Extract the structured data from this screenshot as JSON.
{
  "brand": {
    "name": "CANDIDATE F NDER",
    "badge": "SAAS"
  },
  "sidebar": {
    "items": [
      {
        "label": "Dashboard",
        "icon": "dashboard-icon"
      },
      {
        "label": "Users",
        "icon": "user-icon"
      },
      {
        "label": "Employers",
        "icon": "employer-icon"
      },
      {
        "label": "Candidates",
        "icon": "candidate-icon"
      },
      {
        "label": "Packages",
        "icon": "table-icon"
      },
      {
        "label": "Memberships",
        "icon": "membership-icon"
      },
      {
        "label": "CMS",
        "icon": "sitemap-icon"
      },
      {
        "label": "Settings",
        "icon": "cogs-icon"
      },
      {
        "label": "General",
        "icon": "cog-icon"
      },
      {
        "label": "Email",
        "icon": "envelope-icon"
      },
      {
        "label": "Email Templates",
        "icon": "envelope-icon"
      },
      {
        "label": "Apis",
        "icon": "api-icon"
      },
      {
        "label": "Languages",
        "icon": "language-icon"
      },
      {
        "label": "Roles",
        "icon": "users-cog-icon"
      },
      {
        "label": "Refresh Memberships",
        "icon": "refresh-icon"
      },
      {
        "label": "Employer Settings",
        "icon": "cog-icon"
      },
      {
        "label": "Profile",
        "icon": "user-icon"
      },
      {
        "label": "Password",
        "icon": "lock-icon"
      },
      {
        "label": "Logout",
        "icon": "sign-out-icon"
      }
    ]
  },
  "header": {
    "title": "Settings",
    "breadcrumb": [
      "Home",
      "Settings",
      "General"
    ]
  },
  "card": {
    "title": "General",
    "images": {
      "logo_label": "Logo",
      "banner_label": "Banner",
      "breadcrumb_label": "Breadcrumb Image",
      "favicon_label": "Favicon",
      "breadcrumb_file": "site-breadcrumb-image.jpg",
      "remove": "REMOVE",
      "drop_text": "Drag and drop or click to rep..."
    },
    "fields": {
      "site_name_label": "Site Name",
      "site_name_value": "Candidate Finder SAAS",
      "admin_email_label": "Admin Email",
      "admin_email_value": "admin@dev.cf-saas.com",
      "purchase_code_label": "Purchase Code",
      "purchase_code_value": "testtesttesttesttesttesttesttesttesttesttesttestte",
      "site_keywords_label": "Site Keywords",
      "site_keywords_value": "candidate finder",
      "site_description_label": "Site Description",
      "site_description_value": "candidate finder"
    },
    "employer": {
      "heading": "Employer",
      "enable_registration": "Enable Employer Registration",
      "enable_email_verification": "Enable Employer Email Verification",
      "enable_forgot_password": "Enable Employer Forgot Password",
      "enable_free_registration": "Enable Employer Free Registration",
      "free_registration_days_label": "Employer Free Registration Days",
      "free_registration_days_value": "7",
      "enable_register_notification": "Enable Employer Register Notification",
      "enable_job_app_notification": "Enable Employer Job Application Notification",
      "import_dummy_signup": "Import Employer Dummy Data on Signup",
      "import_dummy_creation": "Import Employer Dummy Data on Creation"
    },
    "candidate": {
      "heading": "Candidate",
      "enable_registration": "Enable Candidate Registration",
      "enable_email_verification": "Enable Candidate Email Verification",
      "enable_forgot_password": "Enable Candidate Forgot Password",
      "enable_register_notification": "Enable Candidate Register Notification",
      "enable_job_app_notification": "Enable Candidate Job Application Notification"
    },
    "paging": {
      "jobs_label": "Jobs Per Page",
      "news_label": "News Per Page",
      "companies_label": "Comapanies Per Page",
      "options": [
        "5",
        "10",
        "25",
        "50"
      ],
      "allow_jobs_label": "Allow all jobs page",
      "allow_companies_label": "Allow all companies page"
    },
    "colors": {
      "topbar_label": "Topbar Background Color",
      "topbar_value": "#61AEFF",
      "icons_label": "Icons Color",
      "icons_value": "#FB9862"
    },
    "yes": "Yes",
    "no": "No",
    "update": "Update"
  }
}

-- Goal --
Transcribe the material above in its entirety. Match it exactly.

-- Solution for this task --
Extract the structured data from this screenshot as JSON.
{
  "brand": {
    "name": "CANDIDATE F NDER",
    "badge": "SAAS"
  },
  "sidebar": {
    "items": [
      {
        "label": "Dashboard",
        "icon": "dashboard-icon"
      },
      {
        "label": "Users",
        "icon": "user-icon"
      },
      {
        "label": "Employers",
        "icon": "employer-icon"
      },
      {
        "label": "Candidates",
        "icon": "candidate-icon"
      },
      {
        "label": "Packages",
        "icon": "table-icon"
      },
      {
        "label": "Memberships",
        "icon": "membership-icon"
      },
      {
        "label": "CMS",
        "icon": "sitemap-icon"
      },
      {
        "label": "Settings",
        "icon": "cogs-icon"
      },
      {
        "label": "General",
        "icon": "cog-icon"
      },
      {
        "label": "Email",
        "icon": "envelope-icon"
      },
      {
        "label": "Email Templates",
        "icon": "envelope-icon"
      },
      {
        "label": "Apis",
        "icon": "api-icon"
      },
      {
        "label": "Languages",
        "icon": "language-icon"
      },
      {
        "label": "Roles",
        "icon": "users-cog-icon"
      },
      {
        "label": "Refresh Memberships",
        "icon": "refresh-icon"
      },
      {
        "label": "Employer Settings",
        "icon": "cog-icon"
      },
      {
        "label": "Profile",
        "icon": "user-icon"
      },
      {
        "label": "Password",
        "icon": "lock-icon"
      },
      {
        "label": "Logout",
        "icon": "sign-out-icon"
      }
    ]
  },
  "header": {
    "title": "Settings",
    "breadcrumb": [
      "Home",
      "Settings",
      "General"
    ]
  },
  "card": {
    "title": "General",
    "images": {
      "logo_label": "Logo",
      "banner_label": "Banner",
      "breadcrumb_label": "Breadcrumb Image",
      "favicon_label": "Favicon",
      "breadcrumb_file": "site-breadcrumb-image.jpg",
      "remove": "REMOVE",
      "drop_text": "Drag and drop or click to rep..."
    },
    "fields": {
      "site_name_label": "Site Name",
      "site_name_value": "Candidate Finder SAAS",
      "admin_email_label": "Admin Email",
      "admin_email_value": "admin@dev.cf-saas.com",
      "purchase_code_label": "Purchase Code",
      "purchase_code_value": "testtesttesttesttesttesttesttesttesttesttesttestte",
      "site_keywords_label": "Site Keywords",
      "site_keywords_value": "candidate finder",
      "site_description_label": "Site Description",
      "site_description_value": "candidate finder"
    },
    "employer": {
      "heading": "Employer",
      "enable_registration": "Enable Employer Registration",
      "enable_email_verification": "Enable Employer Email Verification",
      "enable_forgot_password": "Enable Employer Forgot Password",
      "enable_free_registration": "Enable Employer Free Registration",
      "free_registration_days_label": "Employer Free Registration Days",
      "free_registration_days_value": "7",
      "enable_register_notification": "Enable Employer Register Notification",
      "enable_job_app_notification": "Enable Employer Job Application Notification",
      "import_dummy_signup": "Import Employer Dummy Data on Signup",
      "import_dummy_creation": "Import Employer Dummy Data on Creation"
    },
    "candidate": {
      "heading": "Candidate",
      "enable_registration": "Enable Candidate Registration",
      "enable_email_verification": "Enable Candidate Email Verification",
      "enable_forgot_password": "Enable Candidate Forgot Password",
      "enable_register_notification": "Enable Candidate Register Notification",
      "enable_job_app_notification": "Enable Candidate Job Application Notification"
    },
    "paging": {
      "jobs_label": "Jobs Per Page",
      "news_label": "News Per Page",
      "companies_label": "Comapanies Per Page",
      "options": [
        "5",
        "10",
        "25",
        "50"
      ],
      "allow_jobs_label": "Allow all jobs page",
      "allow_companies_label": "Allow all companies page"
    },
    "colors": {
      "topbar_label": "Topbar Background Color",
      "topbar_value": "#61AEFF",
      "icons_label": "Icons Color",
      "icons_value": "#FB9862"
    },
    "yes": "Yes",
    "no": "No",
    "update": "Update"
  }
}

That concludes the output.